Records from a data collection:
======
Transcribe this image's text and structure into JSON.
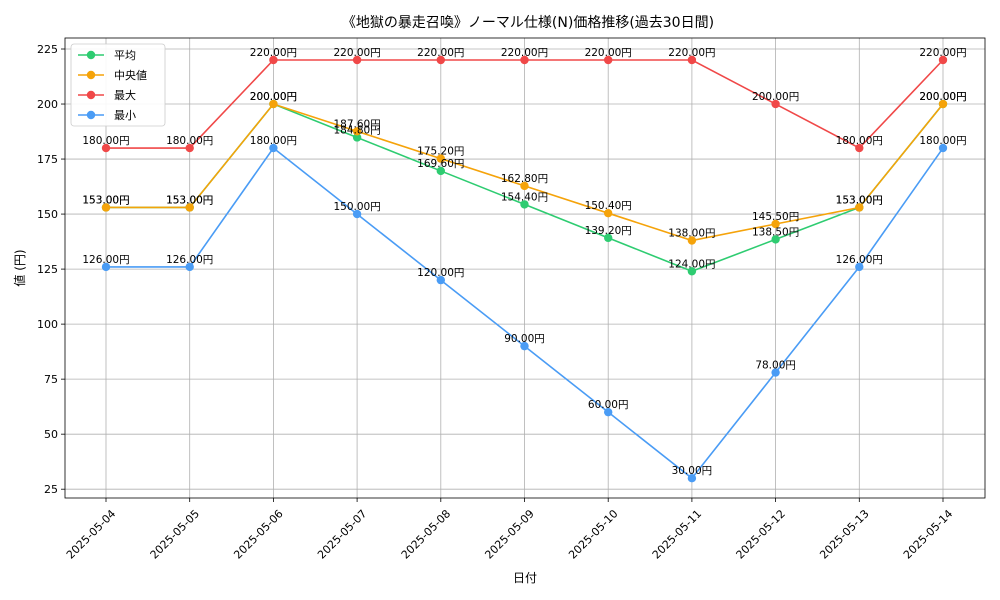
{
  "chart_data": {
    "type": "line",
    "title": "《地獄の暴走召喚》ノーマル仕様(N)価格推移(過去30日間)",
    "xlabel": "日付",
    "ylabel": "値 (円)",
    "ylim": [
      21,
      230
    ],
    "yticks": [
      25,
      50,
      75,
      100,
      125,
      150,
      175,
      200,
      225
    ],
    "grid": true,
    "legend_position": "top-left",
    "value_suffix": "円",
    "categories": [
      "2025-05-04",
      "2025-05-05",
      "2025-05-06",
      "2025-05-07",
      "2025-05-08",
      "2025-05-09",
      "2025-05-10",
      "2025-05-11",
      "2025-05-12",
      "2025-05-13",
      "2025-05-14"
    ],
    "series": [
      {
        "name": "平均",
        "color": "#2ecc71",
        "values": [
          153.0,
          153.0,
          200.0,
          184.8,
          169.6,
          154.4,
          139.2,
          124.0,
          138.5,
          153.0,
          200.0
        ]
      },
      {
        "name": "中央値",
        "color": "#f5a30a",
        "values": [
          153.0,
          153.0,
          200.0,
          187.6,
          175.2,
          162.8,
          150.4,
          138.0,
          145.5,
          153.0,
          200.0
        ]
      },
      {
        "name": "最大",
        "color": "#f04848",
        "values": [
          180.0,
          180.0,
          220.0,
          220.0,
          220.0,
          220.0,
          220.0,
          220.0,
          200.0,
          180.0,
          220.0
        ]
      },
      {
        "name": "最小",
        "color": "#4a9cf5",
        "values": [
          126.0,
          126.0,
          180.0,
          150.0,
          120.0,
          90.0,
          60.0,
          30.0,
          78.0,
          126.0,
          180.0
        ]
      }
    ]
  }
}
======
Above are records with pictures; repeat the records exactly and leave the pictures out.

→ **Task solution**:
Transcribe this image's text and structure into JSON.
{
  "chart_data": {
    "type": "line",
    "title": "《地獄の暴走召喚》ノーマル仕様(N)価格推移(過去30日間)",
    "xlabel": "日付",
    "ylabel": "値 (円)",
    "ylim": [
      21,
      230
    ],
    "yticks": [
      25,
      50,
      75,
      100,
      125,
      150,
      175,
      200,
      225
    ],
    "grid": true,
    "legend_position": "top-left",
    "value_suffix": "円",
    "categories": [
      "2025-05-04",
      "2025-05-05",
      "2025-05-06",
      "2025-05-07",
      "2025-05-08",
      "2025-05-09",
      "2025-05-10",
      "2025-05-11",
      "2025-05-12",
      "2025-05-13",
      "2025-05-14"
    ],
    "series": [
      {
        "name": "平均",
        "color": "#2ecc71",
        "values": [
          153.0,
          153.0,
          200.0,
          184.8,
          169.6,
          154.4,
          139.2,
          124.0,
          138.5,
          153.0,
          200.0
        ]
      },
      {
        "name": "中央値",
        "color": "#f5a30a",
        "values": [
          153.0,
          153.0,
          200.0,
          187.6,
          175.2,
          162.8,
          150.4,
          138.0,
          145.5,
          153.0,
          200.0
        ]
      },
      {
        "name": "最大",
        "color": "#f04848",
        "values": [
          180.0,
          180.0,
          220.0,
          220.0,
          220.0,
          220.0,
          220.0,
          220.0,
          200.0,
          180.0,
          220.0
        ]
      },
      {
        "name": "最小",
        "color": "#4a9cf5",
        "values": [
          126.0,
          126.0,
          180.0,
          150.0,
          120.0,
          90.0,
          60.0,
          30.0,
          78.0,
          126.0,
          180.0
        ]
      }
    ]
  }
}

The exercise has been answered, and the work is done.